- STATED GOAL -
Find and copy each line of the records where the string "choice" shows up.

___ INPUT DATA

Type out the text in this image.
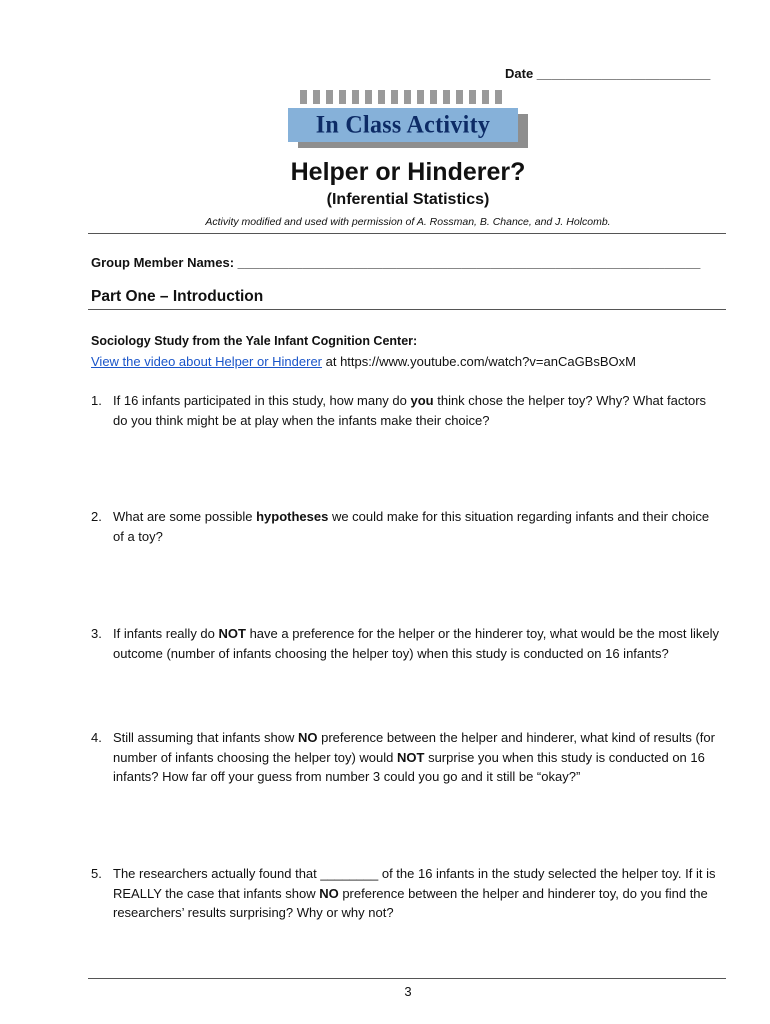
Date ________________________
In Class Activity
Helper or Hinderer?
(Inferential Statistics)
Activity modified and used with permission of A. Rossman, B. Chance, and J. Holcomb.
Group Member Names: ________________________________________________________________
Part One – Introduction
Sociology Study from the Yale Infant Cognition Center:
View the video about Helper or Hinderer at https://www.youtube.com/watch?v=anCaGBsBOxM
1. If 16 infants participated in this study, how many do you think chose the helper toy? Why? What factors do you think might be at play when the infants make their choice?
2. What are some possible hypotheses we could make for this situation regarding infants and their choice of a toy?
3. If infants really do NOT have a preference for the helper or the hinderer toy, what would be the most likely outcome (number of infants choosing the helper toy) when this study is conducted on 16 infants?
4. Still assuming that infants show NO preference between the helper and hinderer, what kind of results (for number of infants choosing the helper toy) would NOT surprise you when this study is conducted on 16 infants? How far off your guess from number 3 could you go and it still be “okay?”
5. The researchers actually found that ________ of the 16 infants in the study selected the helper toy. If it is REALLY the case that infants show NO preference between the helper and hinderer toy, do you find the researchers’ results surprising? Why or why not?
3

______

- EXERCISE RESULT -
1. If 16 infants participated in this study, how many do you think chose the helper toy? Why? What factors do you think might be at play when the infants make their choice?
2. What are some possible hypotheses we could make for this situation regarding infants and their choice of a toy?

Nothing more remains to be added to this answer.